— PROBLEM —
Output every entry exactly as written.

* START *

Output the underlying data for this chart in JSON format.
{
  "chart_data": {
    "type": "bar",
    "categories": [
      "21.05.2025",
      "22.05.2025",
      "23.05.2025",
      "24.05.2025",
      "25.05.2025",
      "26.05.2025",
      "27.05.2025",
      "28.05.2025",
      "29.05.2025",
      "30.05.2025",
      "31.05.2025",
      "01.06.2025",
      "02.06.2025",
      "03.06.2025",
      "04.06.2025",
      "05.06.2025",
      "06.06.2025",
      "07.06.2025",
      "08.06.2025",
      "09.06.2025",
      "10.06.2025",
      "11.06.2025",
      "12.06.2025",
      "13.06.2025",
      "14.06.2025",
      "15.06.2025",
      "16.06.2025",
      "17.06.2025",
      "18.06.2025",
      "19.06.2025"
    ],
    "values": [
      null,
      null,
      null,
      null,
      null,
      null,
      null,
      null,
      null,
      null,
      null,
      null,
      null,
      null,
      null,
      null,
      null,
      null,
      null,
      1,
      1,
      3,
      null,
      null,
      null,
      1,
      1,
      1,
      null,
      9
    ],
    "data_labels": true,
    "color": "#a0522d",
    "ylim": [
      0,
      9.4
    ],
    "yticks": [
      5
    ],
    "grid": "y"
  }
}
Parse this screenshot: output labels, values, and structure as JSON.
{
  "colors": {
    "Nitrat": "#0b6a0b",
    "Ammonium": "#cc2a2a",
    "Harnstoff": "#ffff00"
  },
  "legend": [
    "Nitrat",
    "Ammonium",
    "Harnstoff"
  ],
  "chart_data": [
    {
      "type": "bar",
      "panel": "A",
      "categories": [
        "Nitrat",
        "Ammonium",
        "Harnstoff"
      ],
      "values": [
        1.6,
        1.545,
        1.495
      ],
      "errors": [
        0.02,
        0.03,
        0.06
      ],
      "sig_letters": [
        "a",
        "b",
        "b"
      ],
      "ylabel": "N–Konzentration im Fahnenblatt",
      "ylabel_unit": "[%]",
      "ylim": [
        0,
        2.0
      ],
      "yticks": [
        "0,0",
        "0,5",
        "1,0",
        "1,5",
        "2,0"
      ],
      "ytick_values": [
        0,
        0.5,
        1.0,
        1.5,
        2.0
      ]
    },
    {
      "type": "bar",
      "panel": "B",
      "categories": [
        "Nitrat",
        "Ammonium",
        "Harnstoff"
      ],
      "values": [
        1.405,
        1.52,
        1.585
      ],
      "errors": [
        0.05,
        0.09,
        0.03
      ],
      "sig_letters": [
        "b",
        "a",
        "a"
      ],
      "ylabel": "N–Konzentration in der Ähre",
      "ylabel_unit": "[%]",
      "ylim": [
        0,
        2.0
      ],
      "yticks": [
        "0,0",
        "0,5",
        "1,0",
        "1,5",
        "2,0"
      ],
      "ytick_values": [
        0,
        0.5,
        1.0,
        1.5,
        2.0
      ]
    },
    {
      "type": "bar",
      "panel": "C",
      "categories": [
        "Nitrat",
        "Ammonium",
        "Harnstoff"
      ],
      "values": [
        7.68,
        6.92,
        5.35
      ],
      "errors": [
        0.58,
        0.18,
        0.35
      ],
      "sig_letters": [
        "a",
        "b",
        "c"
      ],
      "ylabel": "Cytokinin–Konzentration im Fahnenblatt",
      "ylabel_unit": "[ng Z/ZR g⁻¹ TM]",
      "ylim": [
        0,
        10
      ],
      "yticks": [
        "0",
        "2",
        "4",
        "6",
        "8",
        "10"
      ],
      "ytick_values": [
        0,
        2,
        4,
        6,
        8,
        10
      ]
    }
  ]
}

* END *

— SOLVED PROBLEM —
Output the underlying data for this chart in JSON format.
{
  "chart_data": {
    "type": "bar",
    "categories": [
      "21.05.2025",
      "22.05.2025",
      "23.05.2025",
      "24.05.2025",
      "25.05.2025",
      "26.05.2025",
      "27.05.2025",
      "28.05.2025",
      "29.05.2025",
      "30.05.2025",
      "31.05.2025",
      "01.06.2025",
      "02.06.2025",
      "03.06.2025",
      "04.06.2025",
      "05.06.2025",
      "06.06.2025",
      "07.06.2025",
      "08.06.2025",
      "09.06.2025",
      "10.06.2025",
      "11.06.2025",
      "12.06.2025",
      "13.06.2025",
      "14.06.2025",
      "15.06.2025",
      "16.06.2025",
      "17.06.2025",
      "18.06.2025",
      "19.06.2025"
    ],
    "values": [
      null,
      null,
      null,
      null,
      null,
      null,
      null,
      null,
      null,
      null,
      null,
      null,
      null,
      null,
      null,
      null,
      null,
      null,
      null,
      1,
      1,
      3,
      null,
      null,
      null,
      1,
      1,
      1,
      null,
      9
    ],
    "data_labels": true,
    "color": "#a0522d",
    "ylim": [
      0,
      9.4
    ],
    "yticks": [
      5
    ],
    "grid": "y"
  }
}
Parse this screenshot: output labels, values, and structure as JSON.
{
  "colors": {
    "Nitrat": "#0b6a0b",
    "Ammonium": "#cc2a2a",
    "Harnstoff": "#ffff00"
  },
  "legend": [
    "Nitrat",
    "Ammonium",
    "Harnstoff"
  ],
  "chart_data": [
    {
      "type": "bar",
      "panel": "A",
      "categories": [
        "Nitrat",
        "Ammonium",
        "Harnstoff"
      ],
      "values": [
        1.6,
        1.545,
        1.495
      ],
      "errors": [
        0.02,
        0.03,
        0.06
      ],
      "sig_letters": [
        "a",
        "b",
        "b"
      ],
      "ylabel": "N–Konzentration im Fahnenblatt",
      "ylabel_unit": "[%]",
      "ylim": [
        0,
        2.0
      ],
      "yticks": [
        "0,0",
        "0,5",
        "1,0",
        "1,5",
        "2,0"
      ],
      "ytick_values": [
        0,
        0.5,
        1.0,
        1.5,
        2.0
      ]
    },
    {
      "type": "bar",
      "panel": "B",
      "categories": [
        "Nitrat",
        "Ammonium",
        "Harnstoff"
      ],
      "values": [
        1.405,
        1.52,
        1.585
      ],
      "errors": [
        0.05,
        0.09,
        0.03
      ],
      "sig_letters": [
        "b",
        "a",
        "a"
      ],
      "ylabel": "N–Konzentration in der Ähre",
      "ylabel_unit": "[%]",
      "ylim": [
        0,
        2.0
      ],
      "yticks": [
        "0,0",
        "0,5",
        "1,0",
        "1,5",
        "2,0"
      ],
      "ytick_values": [
        0,
        0.5,
        1.0,
        1.5,
        2.0
      ]
    },
    {
      "type": "bar",
      "panel": "C",
      "categories": [
        "Nitrat",
        "Ammonium",
        "Harnstoff"
      ],
      "values": [
        7.68,
        6.92,
        5.35
      ],
      "errors": [
        0.58,
        0.18,
        0.35
      ],
      "sig_letters": [
        "a",
        "b",
        "c"
      ],
      "ylabel": "Cytokinin–Konzentration im Fahnenblatt",
      "ylabel_unit": "[ng Z/ZR g⁻¹ TM]",
      "ylim": [
        0,
        10
      ],
      "yticks": [
        "0",
        "2",
        "4",
        "6",
        "8",
        "10"
      ],
      "ytick_values": [
        0,
        2,
        4,
        6,
        8,
        10
      ]
    }
  ]
}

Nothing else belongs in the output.